Material for this task -
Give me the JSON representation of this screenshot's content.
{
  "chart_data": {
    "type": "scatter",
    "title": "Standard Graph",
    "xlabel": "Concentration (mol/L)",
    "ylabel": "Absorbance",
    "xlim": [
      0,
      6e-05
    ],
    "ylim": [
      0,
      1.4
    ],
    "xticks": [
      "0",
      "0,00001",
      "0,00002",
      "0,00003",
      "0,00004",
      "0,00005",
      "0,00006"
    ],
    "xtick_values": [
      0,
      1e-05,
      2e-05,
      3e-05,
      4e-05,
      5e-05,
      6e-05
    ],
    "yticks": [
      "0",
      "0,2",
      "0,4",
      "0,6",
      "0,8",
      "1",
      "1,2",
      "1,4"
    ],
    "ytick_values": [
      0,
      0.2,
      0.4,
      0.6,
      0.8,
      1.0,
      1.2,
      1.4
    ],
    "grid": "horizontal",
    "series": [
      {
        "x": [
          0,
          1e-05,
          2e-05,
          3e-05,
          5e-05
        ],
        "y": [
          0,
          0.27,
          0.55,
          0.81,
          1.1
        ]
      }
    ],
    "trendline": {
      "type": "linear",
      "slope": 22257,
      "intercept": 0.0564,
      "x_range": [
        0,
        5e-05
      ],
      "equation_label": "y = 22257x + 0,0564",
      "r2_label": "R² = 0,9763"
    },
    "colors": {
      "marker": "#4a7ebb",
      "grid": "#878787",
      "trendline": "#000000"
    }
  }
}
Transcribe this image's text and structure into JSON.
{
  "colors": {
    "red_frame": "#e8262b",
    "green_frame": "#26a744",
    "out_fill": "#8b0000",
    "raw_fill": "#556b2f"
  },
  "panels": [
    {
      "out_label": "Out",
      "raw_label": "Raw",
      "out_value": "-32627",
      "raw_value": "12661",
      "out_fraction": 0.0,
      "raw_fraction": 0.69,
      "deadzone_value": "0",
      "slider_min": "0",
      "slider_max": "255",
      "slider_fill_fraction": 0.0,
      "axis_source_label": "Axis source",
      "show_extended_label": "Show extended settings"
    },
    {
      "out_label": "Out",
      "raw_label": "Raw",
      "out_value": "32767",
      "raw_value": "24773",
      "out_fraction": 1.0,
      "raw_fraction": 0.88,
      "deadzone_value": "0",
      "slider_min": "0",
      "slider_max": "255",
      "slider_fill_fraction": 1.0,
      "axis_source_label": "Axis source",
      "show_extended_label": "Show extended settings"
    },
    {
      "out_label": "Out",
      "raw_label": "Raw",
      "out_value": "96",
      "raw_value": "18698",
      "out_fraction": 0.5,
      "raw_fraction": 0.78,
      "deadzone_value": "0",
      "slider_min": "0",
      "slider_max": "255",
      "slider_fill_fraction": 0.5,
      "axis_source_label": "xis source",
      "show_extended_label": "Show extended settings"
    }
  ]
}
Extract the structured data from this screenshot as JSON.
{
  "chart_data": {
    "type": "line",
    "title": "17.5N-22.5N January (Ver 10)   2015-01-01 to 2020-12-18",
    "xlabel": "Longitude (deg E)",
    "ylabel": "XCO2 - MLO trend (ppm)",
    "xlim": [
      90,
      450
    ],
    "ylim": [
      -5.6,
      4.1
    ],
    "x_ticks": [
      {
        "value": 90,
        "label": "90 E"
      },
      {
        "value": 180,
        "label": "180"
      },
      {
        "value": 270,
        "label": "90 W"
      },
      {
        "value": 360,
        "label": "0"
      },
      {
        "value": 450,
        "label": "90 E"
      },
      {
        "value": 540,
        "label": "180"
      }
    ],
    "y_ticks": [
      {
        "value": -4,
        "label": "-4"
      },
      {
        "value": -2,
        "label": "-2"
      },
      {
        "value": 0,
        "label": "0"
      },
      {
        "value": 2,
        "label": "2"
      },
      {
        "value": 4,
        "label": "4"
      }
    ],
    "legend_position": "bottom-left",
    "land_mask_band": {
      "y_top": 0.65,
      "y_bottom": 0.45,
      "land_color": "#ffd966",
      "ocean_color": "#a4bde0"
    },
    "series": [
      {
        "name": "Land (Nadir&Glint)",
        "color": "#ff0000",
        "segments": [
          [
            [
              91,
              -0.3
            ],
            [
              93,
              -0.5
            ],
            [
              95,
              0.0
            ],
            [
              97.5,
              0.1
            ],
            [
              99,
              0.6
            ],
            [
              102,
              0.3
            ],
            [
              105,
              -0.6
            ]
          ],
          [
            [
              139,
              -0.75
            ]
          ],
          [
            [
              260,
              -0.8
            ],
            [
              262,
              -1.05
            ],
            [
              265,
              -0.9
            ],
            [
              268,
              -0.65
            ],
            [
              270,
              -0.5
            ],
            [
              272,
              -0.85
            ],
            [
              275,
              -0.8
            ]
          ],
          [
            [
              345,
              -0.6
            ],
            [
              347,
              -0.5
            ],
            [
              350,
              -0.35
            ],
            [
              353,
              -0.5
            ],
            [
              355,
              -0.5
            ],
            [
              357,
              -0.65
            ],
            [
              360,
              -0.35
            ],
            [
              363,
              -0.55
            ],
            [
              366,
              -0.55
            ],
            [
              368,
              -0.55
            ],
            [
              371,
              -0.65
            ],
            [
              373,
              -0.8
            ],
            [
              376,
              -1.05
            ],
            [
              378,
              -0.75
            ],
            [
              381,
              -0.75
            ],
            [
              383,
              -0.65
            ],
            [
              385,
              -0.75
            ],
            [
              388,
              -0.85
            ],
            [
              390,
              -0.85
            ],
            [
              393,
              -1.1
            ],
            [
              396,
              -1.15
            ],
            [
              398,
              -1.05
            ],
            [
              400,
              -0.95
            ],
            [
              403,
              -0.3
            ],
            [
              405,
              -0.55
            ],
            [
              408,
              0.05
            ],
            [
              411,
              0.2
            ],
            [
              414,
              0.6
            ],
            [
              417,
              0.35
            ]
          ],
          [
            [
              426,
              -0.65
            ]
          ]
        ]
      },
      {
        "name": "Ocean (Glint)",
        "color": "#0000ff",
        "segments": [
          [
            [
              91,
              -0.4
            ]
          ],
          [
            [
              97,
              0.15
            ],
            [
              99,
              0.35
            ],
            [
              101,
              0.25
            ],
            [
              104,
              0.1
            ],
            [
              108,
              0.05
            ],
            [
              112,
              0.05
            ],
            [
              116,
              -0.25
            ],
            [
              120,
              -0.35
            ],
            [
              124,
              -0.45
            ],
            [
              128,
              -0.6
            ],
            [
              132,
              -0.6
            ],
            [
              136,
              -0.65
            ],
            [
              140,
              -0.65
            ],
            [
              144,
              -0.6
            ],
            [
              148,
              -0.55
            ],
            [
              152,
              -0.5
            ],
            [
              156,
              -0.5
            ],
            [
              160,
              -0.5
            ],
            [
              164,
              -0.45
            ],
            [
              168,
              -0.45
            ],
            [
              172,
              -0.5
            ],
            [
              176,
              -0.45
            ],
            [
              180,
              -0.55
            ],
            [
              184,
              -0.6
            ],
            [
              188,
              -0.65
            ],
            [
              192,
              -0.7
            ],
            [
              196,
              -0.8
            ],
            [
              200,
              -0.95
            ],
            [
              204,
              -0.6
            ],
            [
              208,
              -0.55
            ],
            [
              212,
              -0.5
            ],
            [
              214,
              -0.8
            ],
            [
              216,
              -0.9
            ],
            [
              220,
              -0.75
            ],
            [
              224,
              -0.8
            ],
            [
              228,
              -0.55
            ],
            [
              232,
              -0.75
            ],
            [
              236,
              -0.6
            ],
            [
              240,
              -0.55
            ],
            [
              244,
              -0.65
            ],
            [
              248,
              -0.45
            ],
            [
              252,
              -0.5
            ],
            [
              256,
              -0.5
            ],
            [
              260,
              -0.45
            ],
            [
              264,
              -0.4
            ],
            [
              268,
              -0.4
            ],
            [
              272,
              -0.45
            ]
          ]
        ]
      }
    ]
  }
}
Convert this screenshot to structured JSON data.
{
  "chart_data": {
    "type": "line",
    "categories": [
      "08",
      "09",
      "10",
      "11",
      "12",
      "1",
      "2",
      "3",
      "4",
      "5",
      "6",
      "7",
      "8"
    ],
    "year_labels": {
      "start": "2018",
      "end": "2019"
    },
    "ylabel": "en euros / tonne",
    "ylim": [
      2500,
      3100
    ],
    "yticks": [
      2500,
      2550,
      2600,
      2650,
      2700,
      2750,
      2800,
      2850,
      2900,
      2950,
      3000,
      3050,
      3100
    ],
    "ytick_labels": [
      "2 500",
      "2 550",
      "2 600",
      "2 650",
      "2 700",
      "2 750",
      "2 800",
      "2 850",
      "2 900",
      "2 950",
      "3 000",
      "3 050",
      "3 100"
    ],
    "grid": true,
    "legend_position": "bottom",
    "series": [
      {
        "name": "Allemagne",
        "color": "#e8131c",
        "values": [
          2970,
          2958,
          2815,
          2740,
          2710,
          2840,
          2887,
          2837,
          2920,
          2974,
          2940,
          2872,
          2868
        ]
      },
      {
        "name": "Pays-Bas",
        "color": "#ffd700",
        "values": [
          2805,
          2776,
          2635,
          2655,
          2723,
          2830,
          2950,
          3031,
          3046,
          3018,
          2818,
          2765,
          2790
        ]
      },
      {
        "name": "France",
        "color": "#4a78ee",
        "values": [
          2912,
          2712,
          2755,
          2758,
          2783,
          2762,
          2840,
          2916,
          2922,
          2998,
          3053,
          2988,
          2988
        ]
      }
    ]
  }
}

Instructions to follow -
Identify each line of the material where the word "grid" shows up, and copy it.

Solution to the problem -
    "grid": "horizontal",
      "grid": "#878787",
    "grid": true,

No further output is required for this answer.